— Data for processing —
# # # # #

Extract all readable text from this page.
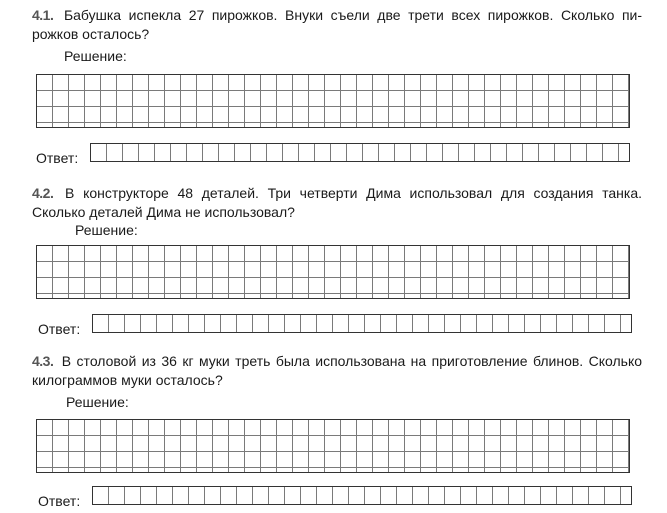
4.1. Бабушка испекла 27 пирожков. Внуки съели две трети всех пирожков. Сколько пи-рожков осталось?
Решение:
Ответ:
4.2. В конструкторе 48 деталей. Три четверти Дима использовал для создания танка. Сколько деталей Дима не использовал?
Решение:
Ответ:
4.3. В столовой из 36 кг муки треть была использована на приготовление блинов. Сколько килограммов муки осталось?
Решение:
Ответ:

# # # # #

— Challenge —
Quote the preceding listing precisely and completely, omitting its images.

— Written solution —
Extract all readable text from this page.
4.1. Бабушка испекла 27 пирожков. Внуки съели две трети всех пирожков. Сколько пи-рожков осталось?
Решение:
Ответ:
4.2. В конструкторе 48 деталей. Три четверти Дима использовал для создания танка. Сколько деталей Дима не использовал?
Решение:
Ответ:
4.3. В столовой из 36 кг муки треть была использована на приготовление блинов. Сколько килограммов муки осталось?
Решение:
Ответ:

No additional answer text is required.